Structured figure records

========================================================================

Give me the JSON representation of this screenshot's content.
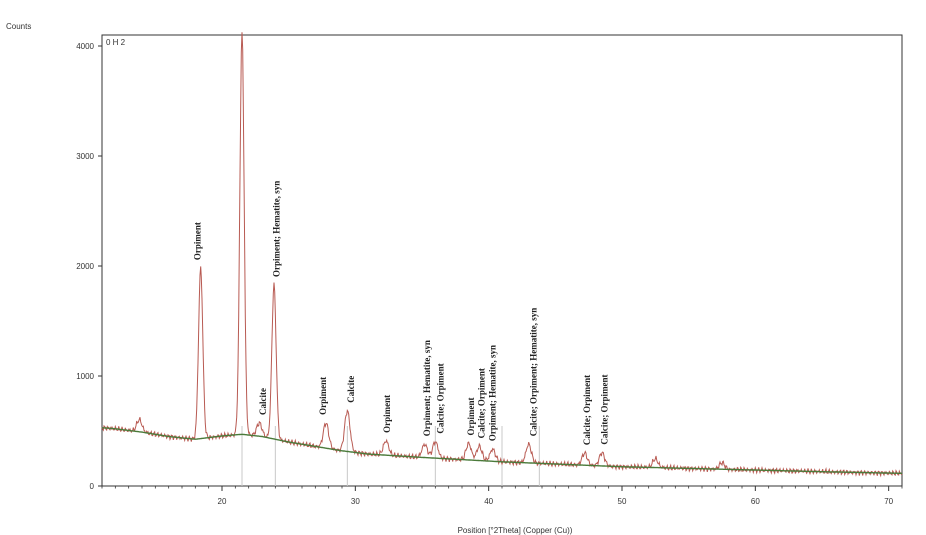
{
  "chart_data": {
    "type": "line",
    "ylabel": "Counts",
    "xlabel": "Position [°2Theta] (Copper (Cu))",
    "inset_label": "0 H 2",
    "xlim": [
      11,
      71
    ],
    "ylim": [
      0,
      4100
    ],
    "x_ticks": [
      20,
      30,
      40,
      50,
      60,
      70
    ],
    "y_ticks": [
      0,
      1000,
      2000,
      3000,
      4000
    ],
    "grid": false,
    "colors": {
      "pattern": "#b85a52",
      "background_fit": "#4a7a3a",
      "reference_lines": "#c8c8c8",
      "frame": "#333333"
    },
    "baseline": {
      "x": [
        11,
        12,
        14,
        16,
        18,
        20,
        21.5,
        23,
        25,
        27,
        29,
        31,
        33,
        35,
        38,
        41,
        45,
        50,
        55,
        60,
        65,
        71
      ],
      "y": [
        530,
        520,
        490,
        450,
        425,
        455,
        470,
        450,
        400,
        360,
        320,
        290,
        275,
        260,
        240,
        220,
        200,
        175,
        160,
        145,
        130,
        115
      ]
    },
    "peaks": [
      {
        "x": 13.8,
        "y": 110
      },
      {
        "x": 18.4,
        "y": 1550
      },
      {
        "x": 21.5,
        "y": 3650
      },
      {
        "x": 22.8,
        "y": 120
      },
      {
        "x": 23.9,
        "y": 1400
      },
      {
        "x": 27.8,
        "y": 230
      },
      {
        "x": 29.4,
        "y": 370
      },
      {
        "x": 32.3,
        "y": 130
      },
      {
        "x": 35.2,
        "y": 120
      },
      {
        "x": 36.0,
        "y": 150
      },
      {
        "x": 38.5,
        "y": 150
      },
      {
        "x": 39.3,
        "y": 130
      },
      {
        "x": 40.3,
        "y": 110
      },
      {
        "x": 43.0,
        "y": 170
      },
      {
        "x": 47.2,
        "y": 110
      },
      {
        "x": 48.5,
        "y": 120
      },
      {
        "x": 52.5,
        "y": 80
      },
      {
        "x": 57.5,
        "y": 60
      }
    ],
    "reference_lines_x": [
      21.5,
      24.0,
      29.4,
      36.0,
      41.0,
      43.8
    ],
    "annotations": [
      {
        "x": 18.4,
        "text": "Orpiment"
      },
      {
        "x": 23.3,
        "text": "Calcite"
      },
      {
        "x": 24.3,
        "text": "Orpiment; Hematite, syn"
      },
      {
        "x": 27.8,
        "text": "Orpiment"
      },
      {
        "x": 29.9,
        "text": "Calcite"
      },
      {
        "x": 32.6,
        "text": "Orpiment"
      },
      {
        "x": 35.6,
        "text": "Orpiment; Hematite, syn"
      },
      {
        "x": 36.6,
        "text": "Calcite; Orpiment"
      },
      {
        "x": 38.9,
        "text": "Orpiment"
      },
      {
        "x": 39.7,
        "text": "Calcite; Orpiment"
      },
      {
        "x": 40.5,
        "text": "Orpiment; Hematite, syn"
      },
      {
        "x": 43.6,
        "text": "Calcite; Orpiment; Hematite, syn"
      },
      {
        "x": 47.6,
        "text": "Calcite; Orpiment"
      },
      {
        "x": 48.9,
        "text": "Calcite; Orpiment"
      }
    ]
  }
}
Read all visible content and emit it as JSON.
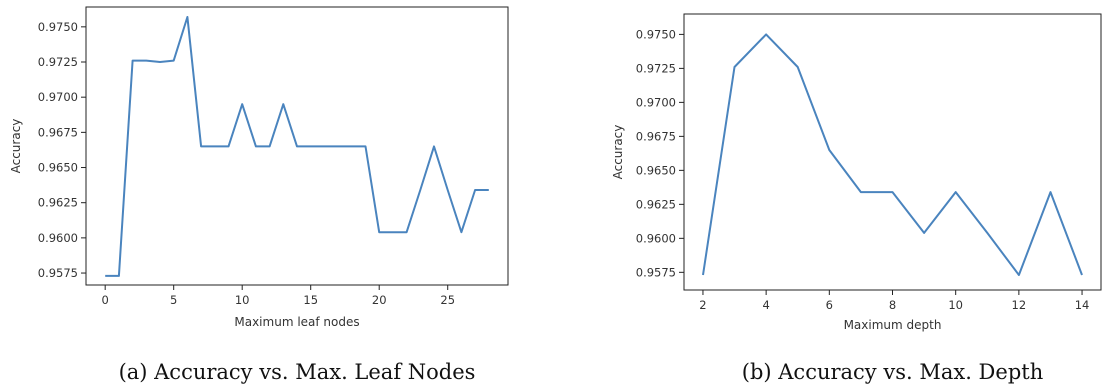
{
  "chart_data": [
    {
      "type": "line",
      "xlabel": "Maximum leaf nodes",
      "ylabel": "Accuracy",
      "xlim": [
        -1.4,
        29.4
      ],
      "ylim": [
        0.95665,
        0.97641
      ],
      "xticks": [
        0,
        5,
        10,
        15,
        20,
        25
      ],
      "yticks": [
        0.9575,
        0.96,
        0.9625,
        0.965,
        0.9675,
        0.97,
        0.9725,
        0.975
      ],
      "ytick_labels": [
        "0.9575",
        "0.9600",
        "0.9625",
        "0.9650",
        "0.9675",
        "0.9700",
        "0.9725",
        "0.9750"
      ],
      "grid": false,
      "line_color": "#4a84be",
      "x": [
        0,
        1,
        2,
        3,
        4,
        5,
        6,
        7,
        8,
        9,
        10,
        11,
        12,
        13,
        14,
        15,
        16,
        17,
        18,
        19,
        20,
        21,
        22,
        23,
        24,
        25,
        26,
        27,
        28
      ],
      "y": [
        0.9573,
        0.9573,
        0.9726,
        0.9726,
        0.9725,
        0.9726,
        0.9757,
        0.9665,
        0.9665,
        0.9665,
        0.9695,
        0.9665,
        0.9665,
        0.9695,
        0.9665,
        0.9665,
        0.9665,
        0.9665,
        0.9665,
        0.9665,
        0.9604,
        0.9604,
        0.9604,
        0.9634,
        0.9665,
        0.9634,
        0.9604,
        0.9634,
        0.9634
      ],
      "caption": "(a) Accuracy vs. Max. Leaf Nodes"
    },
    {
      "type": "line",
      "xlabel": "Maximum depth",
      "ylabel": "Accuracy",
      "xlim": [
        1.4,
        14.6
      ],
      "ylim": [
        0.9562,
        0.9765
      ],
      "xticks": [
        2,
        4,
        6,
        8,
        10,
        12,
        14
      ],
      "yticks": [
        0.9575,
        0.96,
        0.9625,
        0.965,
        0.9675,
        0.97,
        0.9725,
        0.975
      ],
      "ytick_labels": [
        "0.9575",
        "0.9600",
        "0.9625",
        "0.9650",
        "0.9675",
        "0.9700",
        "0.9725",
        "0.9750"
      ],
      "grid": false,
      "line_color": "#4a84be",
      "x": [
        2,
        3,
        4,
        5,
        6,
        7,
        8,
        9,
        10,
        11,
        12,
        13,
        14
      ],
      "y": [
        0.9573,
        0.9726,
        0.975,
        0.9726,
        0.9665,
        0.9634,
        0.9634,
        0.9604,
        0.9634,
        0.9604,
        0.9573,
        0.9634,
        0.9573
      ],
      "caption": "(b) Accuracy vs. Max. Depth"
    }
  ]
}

========================================================================

Every record is to be reproduced exactly, with no pictures included.

RESPONSE TO THE TASK >>
Give me the JSON representation of this screenshot's content.
{
  "chart_data": {
    "type": "line",
    "ylabel": "Counts",
    "xlabel": "Position [°2Theta] (Copper (Cu))",
    "inset_label": "0 H 2",
    "xlim": [
      11,
      71
    ],
    "ylim": [
      0,
      4100
    ],
    "x_ticks": [
      20,
      30,
      40,
      50,
      60,
      70
    ],
    "y_ticks": [
      0,
      1000,
      2000,
      3000,
      4000
    ],
    "grid": false,
    "colors": {
      "pattern": "#b85a52",
      "background_fit": "#4a7a3a",
      "reference_lines": "#c8c8c8",
      "frame": "#333333"
    },
    "baseline": {
      "x": [
        11,
        12,
        14,
        16,
        18,
        20,
        21.5,
        23,
        25,
        27,
        29,
        31,
        33,
        35,
        38,
        41,
        45,
        50,
        55,
        60,
        65,
        71
      ],
      "y": [
        530,
        520,
        490,
        450,
        425,
        455,
        470,
        450,
        400,
        360,
        320,
        290,
        275,
        260,
        240,
        220,
        200,
        175,
        160,
        145,
        130,
        115
      ]
    },
    "peaks": [
      {
        "x": 13.8,
        "y": 110
      },
      {
        "x": 18.4,
        "y": 1550
      },
      {
        "x": 21.5,
        "y": 3650
      },
      {
        "x": 22.8,
        "y": 120
      },
      {
        "x": 23.9,
        "y": 1400
      },
      {
        "x": 27.8,
        "y": 230
      },
      {
        "x": 29.4,
        "y": 370
      },
      {
        "x": 32.3,
        "y": 130
      },
      {
        "x": 35.2,
        "y": 120
      },
      {
        "x": 36.0,
        "y": 150
      },
      {
        "x": 38.5,
        "y": 150
      },
      {
        "x": 39.3,
        "y": 130
      },
      {
        "x": 40.3,
        "y": 110
      },
      {
        "x": 43.0,
        "y": 170
      },
      {
        "x": 47.2,
        "y": 110
      },
      {
        "x": 48.5,
        "y": 120
      },
      {
        "x": 52.5,
        "y": 80
      },
      {
        "x": 57.5,
        "y": 60
      }
    ],
    "reference_lines_x": [
      21.5,
      24.0,
      29.4,
      36.0,
      41.0,
      43.8
    ],
    "annotations": [
      {
        "x": 18.4,
        "text": "Orpiment"
      },
      {
        "x": 23.3,
        "text": "Calcite"
      },
      {
        "x": 24.3,
        "text": "Orpiment; Hematite, syn"
      },
      {
        "x": 27.8,
        "text": "Orpiment"
      },
      {
        "x": 29.9,
        "text": "Calcite"
      },
      {
        "x": 32.6,
        "text": "Orpiment"
      },
      {
        "x": 35.6,
        "text": "Orpiment; Hematite, syn"
      },
      {
        "x": 36.6,
        "text": "Calcite; Orpiment"
      },
      {
        "x": 38.9,
        "text": "Orpiment"
      },
      {
        "x": 39.7,
        "text": "Calcite; Orpiment"
      },
      {
        "x": 40.5,
        "text": "Orpiment; Hematite, syn"
      },
      {
        "x": 43.6,
        "text": "Calcite; Orpiment; Hematite, syn"
      },
      {
        "x": 47.6,
        "text": "Calcite; Orpiment"
      },
      {
        "x": 48.9,
        "text": "Calcite; Orpiment"
      }
    ]
  }
}
Read all visible content and emit it as JSON.
{
  "chart_data": [
    {
      "type": "line",
      "xlabel": "Maximum leaf nodes",
      "ylabel": "Accuracy",
      "xlim": [
        -1.4,
        29.4
      ],
      "ylim": [
        0.95665,
        0.97641
      ],
      "xticks": [
        0,
        5,
        10,
        15,
        20,
        25
      ],
      "yticks": [
        0.9575,
        0.96,
        0.9625,
        0.965,
        0.9675,
        0.97,
        0.9725,
        0.975
      ],
      "ytick_labels": [
        "0.9575",
        "0.9600",
        "0.9625",
        "0.9650",
        "0.9675",
        "0.9700",
        "0.9725",
        "0.9750"
      ],
      "grid": false,
      "line_color": "#4a84be",
      "x": [
        0,
        1,
        2,
        3,
        4,
        5,
        6,
        7,
        8,
        9,
        10,
        11,
        12,
        13,
        14,
        15,
        16,
        17,
        18,
        19,
        20,
        21,
        22,
        23,
        24,
        25,
        26,
        27,
        28
      ],
      "y": [
        0.9573,
        0.9573,
        0.9726,
        0.9726,
        0.9725,
        0.9726,
        0.9757,
        0.9665,
        0.9665,
        0.9665,
        0.9695,
        0.9665,
        0.9665,
        0.9695,
        0.9665,
        0.9665,
        0.9665,
        0.9665,
        0.9665,
        0.9665,
        0.9604,
        0.9604,
        0.9604,
        0.9634,
        0.9665,
        0.9634,
        0.9604,
        0.9634,
        0.9634
      ],
      "caption": "(a) Accuracy vs. Max. Leaf Nodes"
    },
    {
      "type": "line",
      "xlabel": "Maximum depth",
      "ylabel": "Accuracy",
      "xlim": [
        1.4,
        14.6
      ],
      "ylim": [
        0.9562,
        0.9765
      ],
      "xticks": [
        2,
        4,
        6,
        8,
        10,
        12,
        14
      ],
      "yticks": [
        0.9575,
        0.96,
        0.9625,
        0.965,
        0.9675,
        0.97,
        0.9725,
        0.975
      ],
      "ytick_labels": [
        "0.9575",
        "0.9600",
        "0.9625",
        "0.9650",
        "0.9675",
        "0.9700",
        "0.9725",
        "0.9750"
      ],
      "grid": false,
      "line_color": "#4a84be",
      "x": [
        2,
        3,
        4,
        5,
        6,
        7,
        8,
        9,
        10,
        11,
        12,
        13,
        14
      ],
      "y": [
        0.9573,
        0.9726,
        0.975,
        0.9726,
        0.9665,
        0.9634,
        0.9634,
        0.9604,
        0.9634,
        0.9604,
        0.9573,
        0.9634,
        0.9573
      ],
      "caption": "(b) Accuracy vs. Max. Depth"
    }
  ]
}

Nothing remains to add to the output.